** WORK TO COMPLETE **
Images must not appear in your copy; reproduce every other part of the records exactly.

Start of PROVIDED MATERIAL

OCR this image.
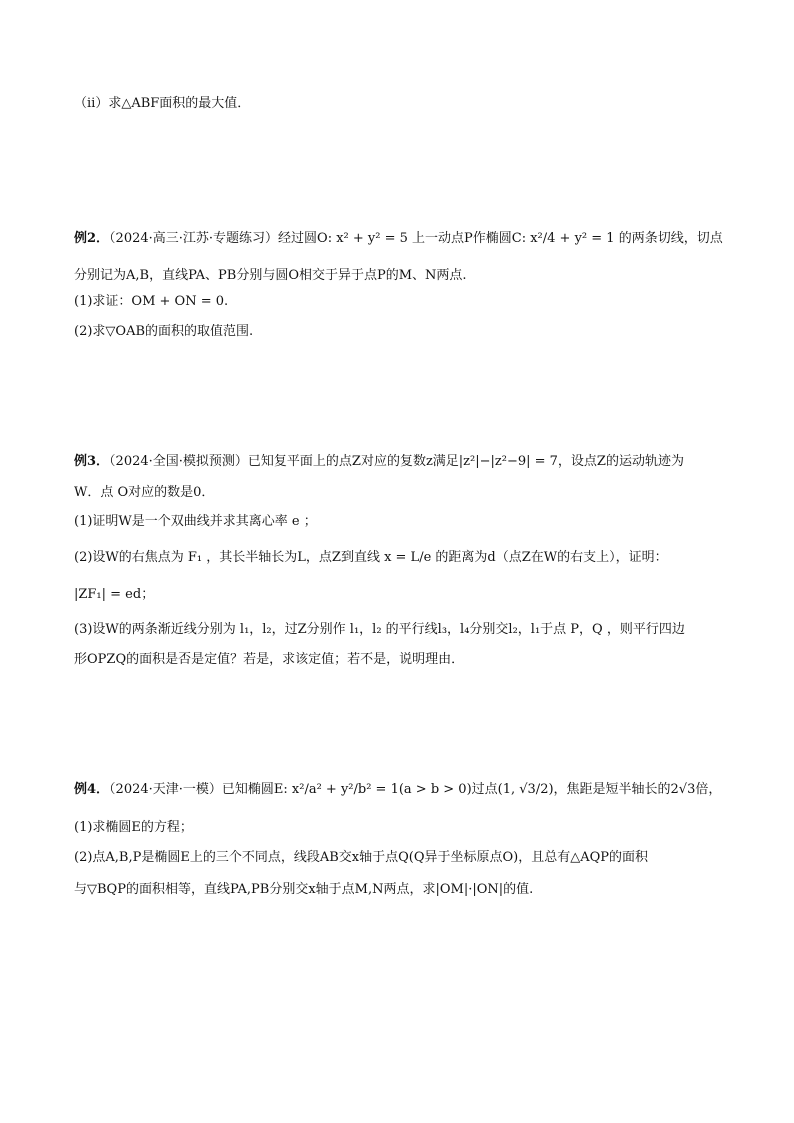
（ⅱ）求△ABF面积的最大值．
例2．（2024·高三·江苏·专题练习）经过圆O: x² + y² = 5 上一动点P作椭圆C: x²/4 + y² = 1 的两条切线，切点
分别记为A,B，直线PA、PB分别与圆O相交于异于点P的M、N两点.
(1)求证：OM + ON = 0.
(2)求▽OAB的面积的取值范围.
例3．（2024·全国·模拟预测）已知复平面上的点Z对应的复数z满足|z²|−|z²−9| = 7，设点Z的运动轨迹为
W．点 O对应的数是0．
(1)证明W是一个双曲线并求其离心率 e ；
(2)设W的右焦点为 F₁ ，其长半轴长为L，点Z到直线 x = L/e 的距离为d（点Z在W的右支上），证明：
|ZF₁| = ed；
(3)设W的两条渐近线分别为 l₁，l₂，过Z分别作 l₁，l₂ 的平行线l₃，l₄分别交l₂，l₁于点 P，Q ，则平行四边
形OPZQ的面积是否是定值？若是，求该定值；若不是，说明理由．
例4．（2024·天津·一模）已知椭圆E: x²/a² + y²/b² = 1(a > b > 0)过点(1, √3/2)，焦距是短半轴长的2√3倍，
(1)求椭圆E的方程；
(2)点A,B,P是椭圆E上的三个不同点，线段AB交x轴于点Q(Q异于坐标原点O)，且总有△AQP的面积
与▽BQP的面积相等，直线PA,PB分别交x轴于点M,N两点，求|OM|·|ON|的值.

End of PROVIDED MATERIAL

** RESPONSE BELOW **
OCR this image.
（ⅱ）求△ABF面积的最大值．
例2．（2024·高三·江苏·专题练习）经过圆O: x² + y² = 5 上一动点P作椭圆C: x²/4 + y² = 1 的两条切线，切点
分别记为A,B，直线PA、PB分别与圆O相交于异于点P的M、N两点.
(1)求证：OM + ON = 0.
(2)求▽OAB的面积的取值范围.
例3．（2024·全国·模拟预测）已知复平面上的点Z对应的复数z满足|z²|−|z²−9| = 7，设点Z的运动轨迹为
W．点 O对应的数是0．
(1)证明W是一个双曲线并求其离心率 e ；
(2)设W的右焦点为 F₁ ，其长半轴长为L，点Z到直线 x = L/e 的距离为d（点Z在W的右支上），证明：
|ZF₁| = ed；
(3)设W的两条渐近线分别为 l₁，l₂，过Z分别作 l₁，l₂ 的平行线l₃，l₄分别交l₂，l₁于点 P，Q ，则平行四边
形OPZQ的面积是否是定值？若是，求该定值；若不是，说明理由．
例4．（2024·天津·一模）已知椭圆E: x²/a² + y²/b² = 1(a > b > 0)过点(1, √3/2)，焦距是短半轴长的2√3倍，
(1)求椭圆E的方程；
(2)点A,B,P是椭圆E上的三个不同点，线段AB交x轴于点Q(Q异于坐标原点O)，且总有△AQP的面积
与▽BQP的面积相等，直线PA,PB分别交x轴于点M,N两点，求|OM|·|ON|的值.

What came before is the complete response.